Copy out all lines with the word "services" in them.

- _The records_
^^^^
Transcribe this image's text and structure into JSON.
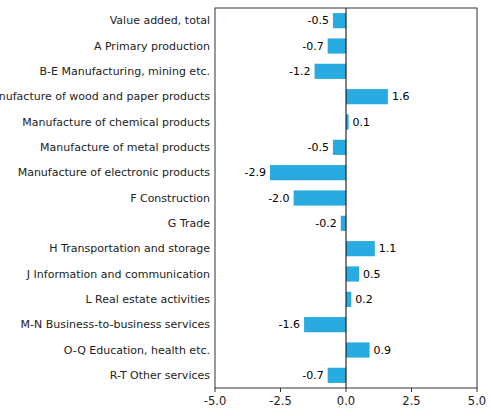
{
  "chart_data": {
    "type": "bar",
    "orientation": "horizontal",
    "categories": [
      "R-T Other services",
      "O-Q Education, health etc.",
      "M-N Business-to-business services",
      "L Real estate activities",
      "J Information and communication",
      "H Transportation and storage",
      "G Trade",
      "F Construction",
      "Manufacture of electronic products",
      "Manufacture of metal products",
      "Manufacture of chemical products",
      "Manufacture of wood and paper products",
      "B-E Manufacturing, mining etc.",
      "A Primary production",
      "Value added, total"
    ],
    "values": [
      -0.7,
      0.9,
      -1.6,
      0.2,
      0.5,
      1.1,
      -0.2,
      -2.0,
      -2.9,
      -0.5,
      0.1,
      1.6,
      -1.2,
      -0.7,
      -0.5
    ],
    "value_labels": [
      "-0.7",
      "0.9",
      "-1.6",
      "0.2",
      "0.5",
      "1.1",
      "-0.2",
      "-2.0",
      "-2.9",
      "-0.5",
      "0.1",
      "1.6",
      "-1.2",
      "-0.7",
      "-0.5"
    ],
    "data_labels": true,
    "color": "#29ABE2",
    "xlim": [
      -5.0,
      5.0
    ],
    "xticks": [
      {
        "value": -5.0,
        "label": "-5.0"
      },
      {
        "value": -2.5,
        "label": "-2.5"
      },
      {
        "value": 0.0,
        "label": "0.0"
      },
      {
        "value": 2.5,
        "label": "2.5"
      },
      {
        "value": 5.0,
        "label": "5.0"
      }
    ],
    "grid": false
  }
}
^^^^
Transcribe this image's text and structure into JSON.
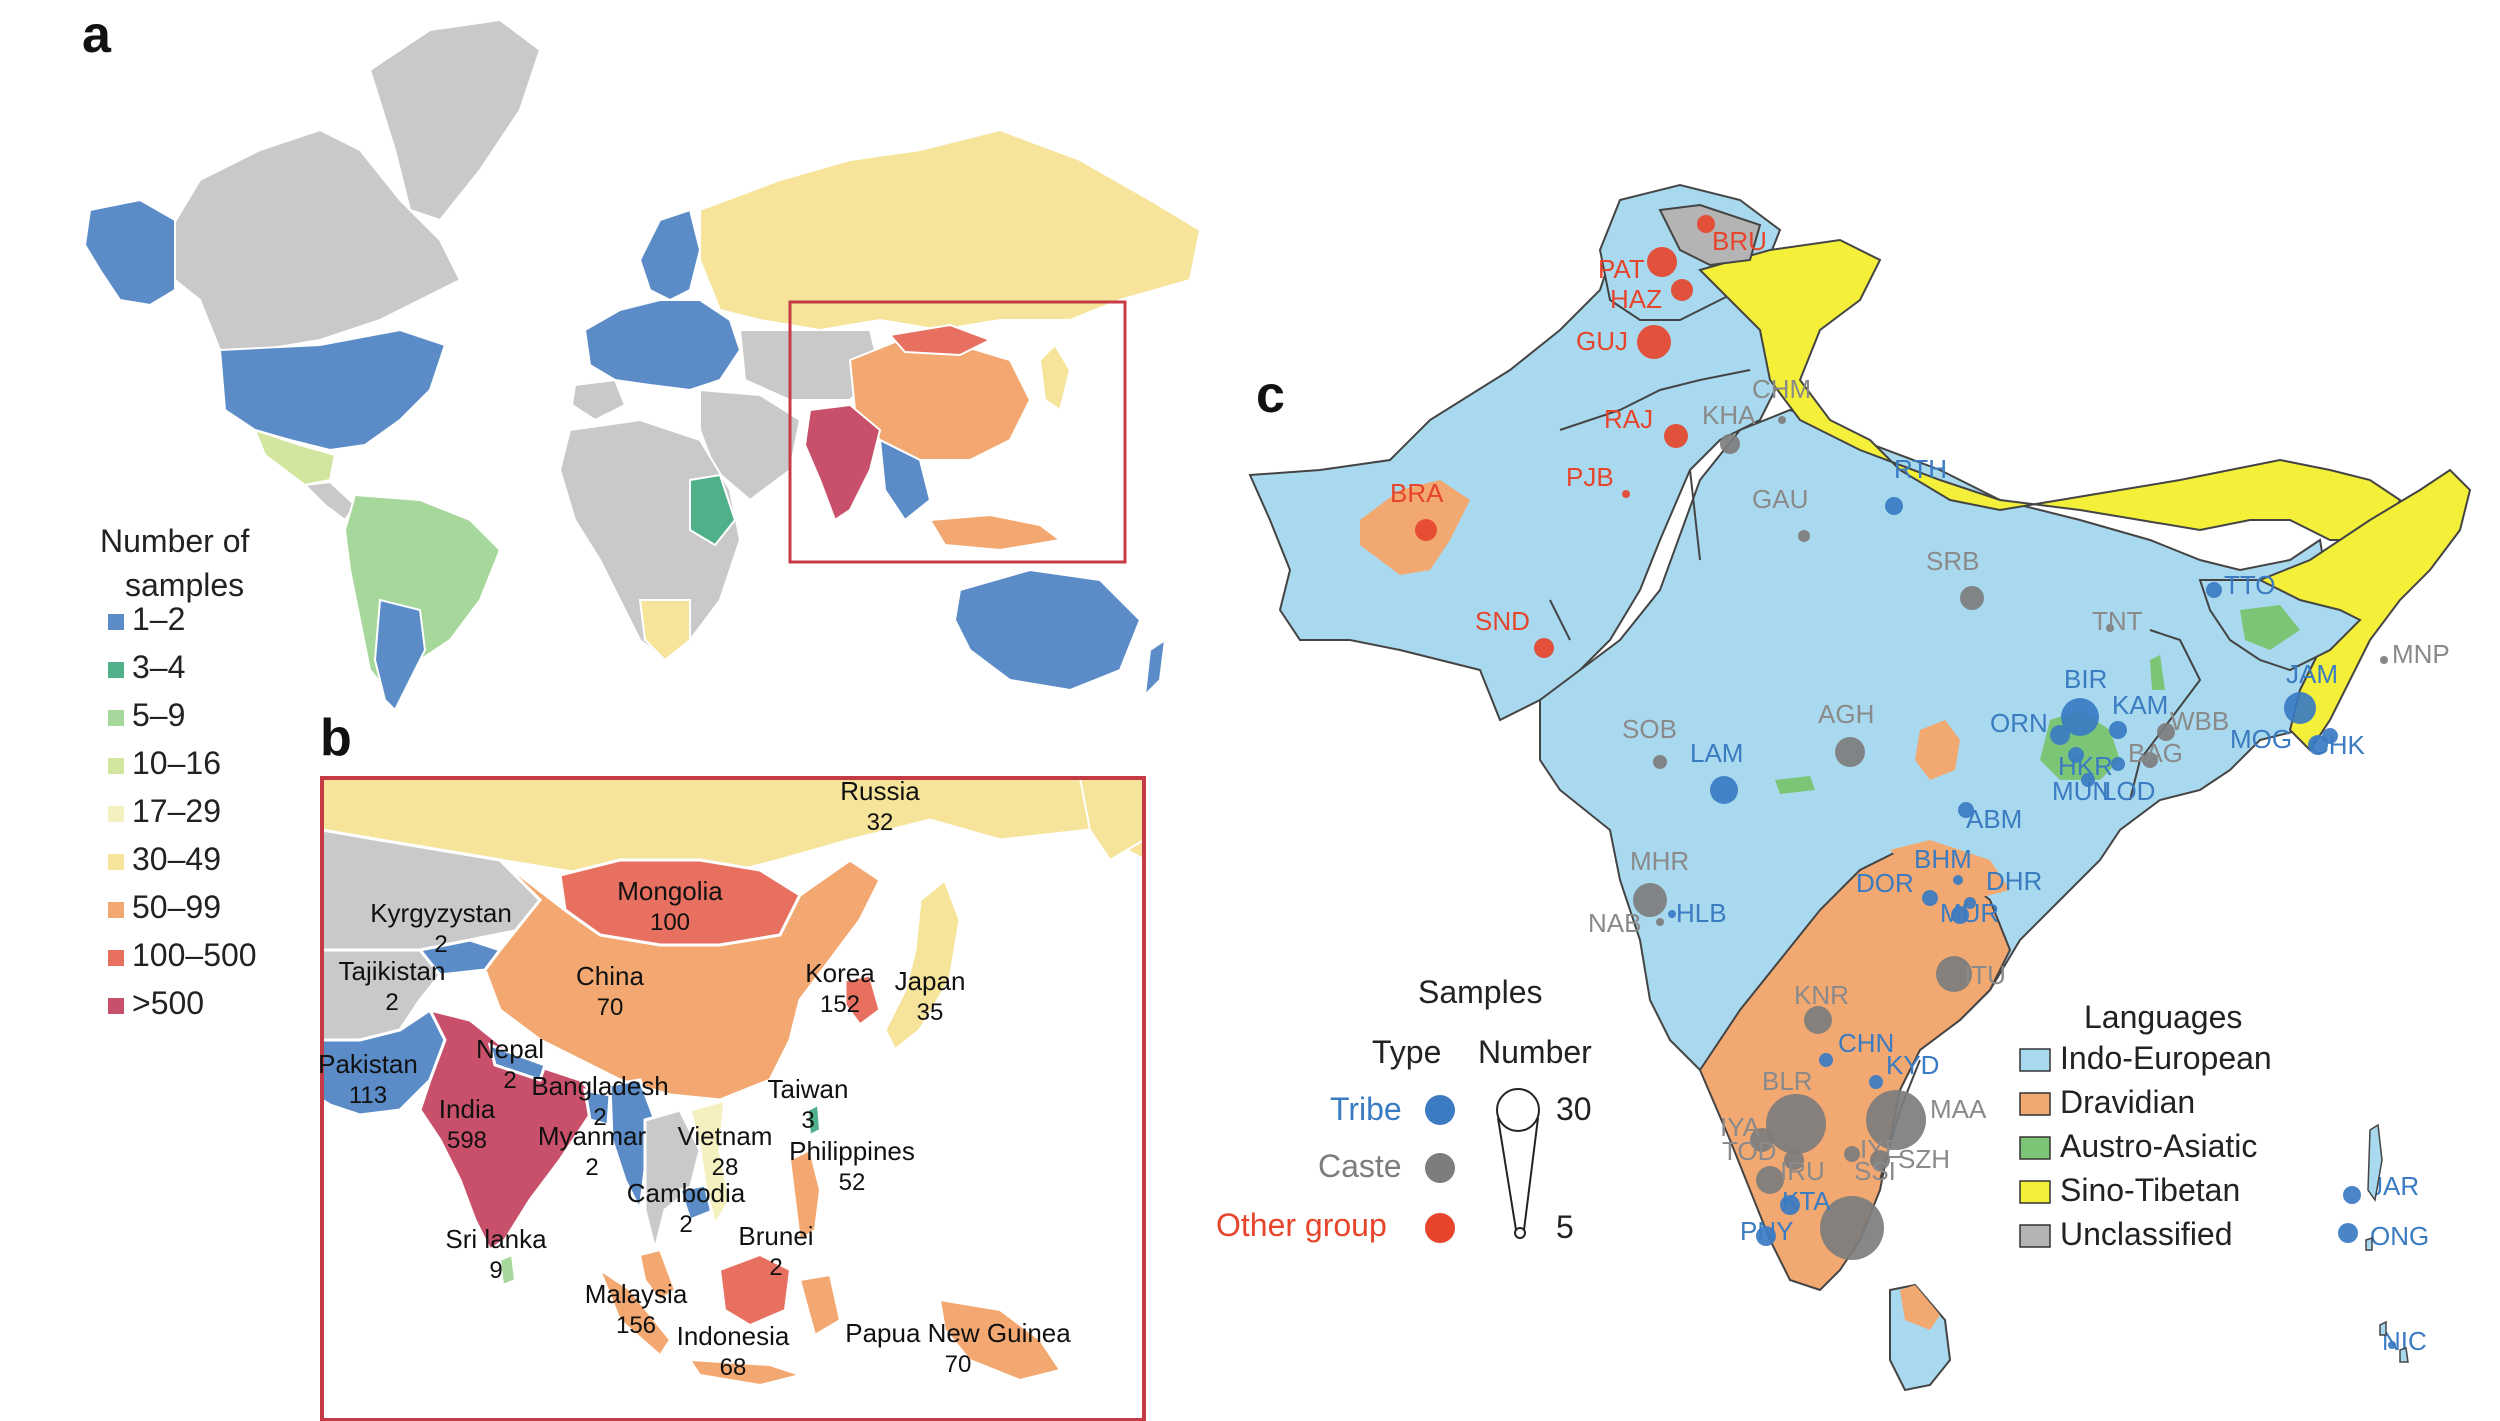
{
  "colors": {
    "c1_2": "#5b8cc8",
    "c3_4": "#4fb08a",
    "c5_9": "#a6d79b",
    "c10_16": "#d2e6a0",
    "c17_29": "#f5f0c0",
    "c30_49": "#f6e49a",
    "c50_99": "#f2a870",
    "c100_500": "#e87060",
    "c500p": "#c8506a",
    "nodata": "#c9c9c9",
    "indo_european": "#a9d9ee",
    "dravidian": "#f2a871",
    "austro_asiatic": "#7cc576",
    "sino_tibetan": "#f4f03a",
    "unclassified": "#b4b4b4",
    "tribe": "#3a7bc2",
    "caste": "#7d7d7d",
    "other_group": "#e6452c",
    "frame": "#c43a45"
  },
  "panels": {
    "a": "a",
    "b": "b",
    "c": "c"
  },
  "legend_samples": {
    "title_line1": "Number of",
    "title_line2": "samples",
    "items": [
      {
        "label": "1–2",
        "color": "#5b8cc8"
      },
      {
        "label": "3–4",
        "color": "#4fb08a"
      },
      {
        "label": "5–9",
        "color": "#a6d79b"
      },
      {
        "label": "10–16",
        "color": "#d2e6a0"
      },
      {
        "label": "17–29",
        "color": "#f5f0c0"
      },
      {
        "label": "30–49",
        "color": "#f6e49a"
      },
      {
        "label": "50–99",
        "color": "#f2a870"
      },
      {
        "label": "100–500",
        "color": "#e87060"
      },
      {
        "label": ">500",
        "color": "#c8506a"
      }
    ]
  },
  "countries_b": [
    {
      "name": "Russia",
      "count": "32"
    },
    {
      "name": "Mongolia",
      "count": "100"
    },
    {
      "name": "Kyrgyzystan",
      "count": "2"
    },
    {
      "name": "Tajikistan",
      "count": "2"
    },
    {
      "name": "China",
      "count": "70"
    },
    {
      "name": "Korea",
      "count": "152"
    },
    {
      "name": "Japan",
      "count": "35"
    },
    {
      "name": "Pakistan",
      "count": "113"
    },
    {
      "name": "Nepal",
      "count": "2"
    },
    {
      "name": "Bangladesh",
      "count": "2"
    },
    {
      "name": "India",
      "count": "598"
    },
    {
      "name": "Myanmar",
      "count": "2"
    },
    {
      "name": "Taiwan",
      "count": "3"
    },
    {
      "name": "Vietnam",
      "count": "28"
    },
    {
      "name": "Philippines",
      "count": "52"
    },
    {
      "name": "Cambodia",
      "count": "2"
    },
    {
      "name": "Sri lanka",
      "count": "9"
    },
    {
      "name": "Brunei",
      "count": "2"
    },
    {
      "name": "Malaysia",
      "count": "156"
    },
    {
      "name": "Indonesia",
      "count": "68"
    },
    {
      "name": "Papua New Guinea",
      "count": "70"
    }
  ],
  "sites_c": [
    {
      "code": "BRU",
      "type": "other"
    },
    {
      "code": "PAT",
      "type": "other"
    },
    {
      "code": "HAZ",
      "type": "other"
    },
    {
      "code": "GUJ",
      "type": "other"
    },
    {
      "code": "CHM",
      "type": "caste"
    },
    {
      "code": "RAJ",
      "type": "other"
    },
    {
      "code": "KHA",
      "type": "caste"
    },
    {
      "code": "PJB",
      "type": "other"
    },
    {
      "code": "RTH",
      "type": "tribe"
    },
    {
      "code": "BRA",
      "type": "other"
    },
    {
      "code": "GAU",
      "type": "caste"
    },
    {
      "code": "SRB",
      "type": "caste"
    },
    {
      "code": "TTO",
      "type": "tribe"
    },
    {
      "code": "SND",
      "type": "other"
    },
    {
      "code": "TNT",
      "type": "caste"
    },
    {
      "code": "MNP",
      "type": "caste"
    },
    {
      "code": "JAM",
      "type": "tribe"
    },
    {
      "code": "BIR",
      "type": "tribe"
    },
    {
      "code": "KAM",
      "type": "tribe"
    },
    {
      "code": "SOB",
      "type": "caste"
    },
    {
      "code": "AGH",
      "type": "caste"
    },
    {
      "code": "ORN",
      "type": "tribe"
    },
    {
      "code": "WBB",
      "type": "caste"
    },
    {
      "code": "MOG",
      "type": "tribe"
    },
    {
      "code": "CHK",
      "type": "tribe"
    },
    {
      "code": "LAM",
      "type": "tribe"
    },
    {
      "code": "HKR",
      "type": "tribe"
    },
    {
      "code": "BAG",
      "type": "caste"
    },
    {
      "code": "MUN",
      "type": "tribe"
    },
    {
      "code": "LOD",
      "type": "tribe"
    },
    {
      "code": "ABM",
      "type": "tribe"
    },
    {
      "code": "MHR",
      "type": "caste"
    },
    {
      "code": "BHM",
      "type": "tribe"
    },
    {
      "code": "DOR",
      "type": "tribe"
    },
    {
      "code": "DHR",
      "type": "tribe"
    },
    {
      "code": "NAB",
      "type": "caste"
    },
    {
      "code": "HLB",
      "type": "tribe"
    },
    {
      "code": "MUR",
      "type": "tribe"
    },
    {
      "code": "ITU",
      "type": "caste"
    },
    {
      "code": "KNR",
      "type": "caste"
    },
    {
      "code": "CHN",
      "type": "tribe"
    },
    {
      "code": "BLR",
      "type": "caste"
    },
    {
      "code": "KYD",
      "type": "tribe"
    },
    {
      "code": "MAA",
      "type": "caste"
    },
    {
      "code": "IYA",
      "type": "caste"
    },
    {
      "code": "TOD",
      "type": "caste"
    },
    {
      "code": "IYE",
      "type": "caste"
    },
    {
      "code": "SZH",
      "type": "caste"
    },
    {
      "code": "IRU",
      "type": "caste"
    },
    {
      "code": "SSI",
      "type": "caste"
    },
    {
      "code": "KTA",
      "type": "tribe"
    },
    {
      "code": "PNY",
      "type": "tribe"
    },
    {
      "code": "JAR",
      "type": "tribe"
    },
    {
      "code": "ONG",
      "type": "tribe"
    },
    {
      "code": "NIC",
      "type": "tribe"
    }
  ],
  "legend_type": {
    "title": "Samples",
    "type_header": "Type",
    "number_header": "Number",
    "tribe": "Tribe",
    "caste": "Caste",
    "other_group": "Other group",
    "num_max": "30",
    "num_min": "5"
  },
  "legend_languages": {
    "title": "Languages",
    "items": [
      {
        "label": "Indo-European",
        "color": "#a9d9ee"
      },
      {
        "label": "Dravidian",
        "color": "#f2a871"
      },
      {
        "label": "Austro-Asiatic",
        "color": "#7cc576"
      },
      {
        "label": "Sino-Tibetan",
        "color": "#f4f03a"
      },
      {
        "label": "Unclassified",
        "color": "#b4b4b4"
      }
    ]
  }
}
^^^^
- _Task output_
      "R-T Other services",
      "M-N Business-to-business services",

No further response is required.